▸ **Exercise**
Reproduce each line that includes the word "carga".

▸ **Material to process**

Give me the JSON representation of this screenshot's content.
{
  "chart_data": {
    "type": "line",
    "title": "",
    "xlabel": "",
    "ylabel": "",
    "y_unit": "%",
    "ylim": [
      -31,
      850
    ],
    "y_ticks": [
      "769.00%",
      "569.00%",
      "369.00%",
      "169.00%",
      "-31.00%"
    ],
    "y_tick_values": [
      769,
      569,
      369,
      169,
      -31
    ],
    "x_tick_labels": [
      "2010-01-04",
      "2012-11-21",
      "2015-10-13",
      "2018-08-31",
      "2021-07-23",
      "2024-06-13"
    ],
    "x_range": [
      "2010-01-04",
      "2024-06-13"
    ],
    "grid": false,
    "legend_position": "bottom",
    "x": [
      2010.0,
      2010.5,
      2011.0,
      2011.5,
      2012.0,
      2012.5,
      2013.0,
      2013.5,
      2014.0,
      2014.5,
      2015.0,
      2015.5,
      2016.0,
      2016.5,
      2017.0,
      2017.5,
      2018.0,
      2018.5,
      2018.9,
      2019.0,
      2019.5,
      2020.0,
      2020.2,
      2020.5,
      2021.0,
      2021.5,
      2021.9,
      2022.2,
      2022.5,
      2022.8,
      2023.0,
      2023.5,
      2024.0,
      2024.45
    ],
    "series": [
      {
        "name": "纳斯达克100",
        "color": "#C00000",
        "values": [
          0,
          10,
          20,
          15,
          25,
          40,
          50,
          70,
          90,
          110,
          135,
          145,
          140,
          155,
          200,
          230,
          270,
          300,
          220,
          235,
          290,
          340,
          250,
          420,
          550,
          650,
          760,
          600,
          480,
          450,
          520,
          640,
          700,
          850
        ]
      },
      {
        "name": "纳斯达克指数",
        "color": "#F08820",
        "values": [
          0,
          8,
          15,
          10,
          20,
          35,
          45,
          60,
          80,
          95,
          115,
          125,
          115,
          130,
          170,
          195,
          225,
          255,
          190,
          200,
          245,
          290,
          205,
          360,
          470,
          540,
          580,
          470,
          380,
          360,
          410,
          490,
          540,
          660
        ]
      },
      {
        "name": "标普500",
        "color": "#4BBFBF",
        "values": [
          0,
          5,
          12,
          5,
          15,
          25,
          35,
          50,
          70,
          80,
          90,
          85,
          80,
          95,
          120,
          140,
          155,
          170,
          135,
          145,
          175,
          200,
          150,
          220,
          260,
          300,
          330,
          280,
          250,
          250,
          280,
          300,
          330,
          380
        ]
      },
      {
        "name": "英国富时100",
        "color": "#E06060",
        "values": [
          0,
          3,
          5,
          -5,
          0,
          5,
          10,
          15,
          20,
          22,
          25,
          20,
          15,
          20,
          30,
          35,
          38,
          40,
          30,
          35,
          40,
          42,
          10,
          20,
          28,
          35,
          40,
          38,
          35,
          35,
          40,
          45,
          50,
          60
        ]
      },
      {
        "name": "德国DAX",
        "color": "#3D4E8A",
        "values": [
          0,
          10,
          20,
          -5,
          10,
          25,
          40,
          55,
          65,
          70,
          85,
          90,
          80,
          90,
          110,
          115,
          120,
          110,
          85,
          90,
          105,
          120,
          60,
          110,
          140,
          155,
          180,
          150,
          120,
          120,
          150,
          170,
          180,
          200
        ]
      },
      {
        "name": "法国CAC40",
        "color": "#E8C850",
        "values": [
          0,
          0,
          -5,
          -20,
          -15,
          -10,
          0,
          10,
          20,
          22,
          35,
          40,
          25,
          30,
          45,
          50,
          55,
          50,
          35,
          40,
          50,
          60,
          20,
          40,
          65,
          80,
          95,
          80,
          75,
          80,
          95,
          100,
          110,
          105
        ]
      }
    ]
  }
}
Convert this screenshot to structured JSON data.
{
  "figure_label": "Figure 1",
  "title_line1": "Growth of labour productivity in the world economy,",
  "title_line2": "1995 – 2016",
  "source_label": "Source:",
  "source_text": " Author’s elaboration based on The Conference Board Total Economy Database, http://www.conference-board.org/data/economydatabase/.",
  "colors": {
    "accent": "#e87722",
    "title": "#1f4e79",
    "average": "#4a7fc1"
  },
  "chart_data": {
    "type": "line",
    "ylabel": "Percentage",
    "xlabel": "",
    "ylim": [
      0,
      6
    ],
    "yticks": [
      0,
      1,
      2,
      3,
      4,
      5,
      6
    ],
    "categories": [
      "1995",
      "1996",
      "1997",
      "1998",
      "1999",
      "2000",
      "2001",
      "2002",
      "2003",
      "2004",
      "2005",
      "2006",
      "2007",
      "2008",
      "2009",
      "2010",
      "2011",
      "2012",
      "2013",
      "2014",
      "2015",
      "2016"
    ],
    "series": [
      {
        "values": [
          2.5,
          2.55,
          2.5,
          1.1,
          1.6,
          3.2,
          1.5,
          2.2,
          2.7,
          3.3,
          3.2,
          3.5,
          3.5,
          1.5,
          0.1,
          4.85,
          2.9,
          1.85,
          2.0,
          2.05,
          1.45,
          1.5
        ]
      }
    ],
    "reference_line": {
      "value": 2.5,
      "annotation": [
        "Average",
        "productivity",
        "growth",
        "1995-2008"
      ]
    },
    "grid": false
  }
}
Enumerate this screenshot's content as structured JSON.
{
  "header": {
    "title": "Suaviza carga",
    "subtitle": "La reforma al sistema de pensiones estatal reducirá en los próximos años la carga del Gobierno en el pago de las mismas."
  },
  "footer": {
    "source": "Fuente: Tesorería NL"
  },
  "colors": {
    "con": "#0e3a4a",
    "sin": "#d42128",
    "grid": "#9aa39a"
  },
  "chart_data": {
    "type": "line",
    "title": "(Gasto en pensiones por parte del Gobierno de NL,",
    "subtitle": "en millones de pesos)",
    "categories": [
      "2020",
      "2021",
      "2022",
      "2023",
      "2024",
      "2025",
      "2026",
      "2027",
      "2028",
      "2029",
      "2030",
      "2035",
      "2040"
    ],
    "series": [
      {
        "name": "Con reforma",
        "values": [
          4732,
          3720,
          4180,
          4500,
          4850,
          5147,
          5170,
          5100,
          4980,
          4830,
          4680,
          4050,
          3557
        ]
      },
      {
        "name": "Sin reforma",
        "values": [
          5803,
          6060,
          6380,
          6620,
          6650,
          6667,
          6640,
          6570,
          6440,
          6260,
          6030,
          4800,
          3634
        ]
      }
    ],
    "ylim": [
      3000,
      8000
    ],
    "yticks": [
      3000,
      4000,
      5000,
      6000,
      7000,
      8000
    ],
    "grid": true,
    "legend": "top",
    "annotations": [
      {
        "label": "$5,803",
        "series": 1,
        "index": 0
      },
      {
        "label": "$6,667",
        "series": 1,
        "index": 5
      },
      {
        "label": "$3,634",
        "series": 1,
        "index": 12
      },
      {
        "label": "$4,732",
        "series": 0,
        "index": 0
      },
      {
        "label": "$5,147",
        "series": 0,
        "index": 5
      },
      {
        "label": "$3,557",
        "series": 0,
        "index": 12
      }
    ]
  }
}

▸ **Expected answer**
    "title": "Suaviza carga",
    "subtitle": "La reforma al sistema de pensiones estatal reducirá en los próximos años la carga del Gobierno en el pago de las mismas."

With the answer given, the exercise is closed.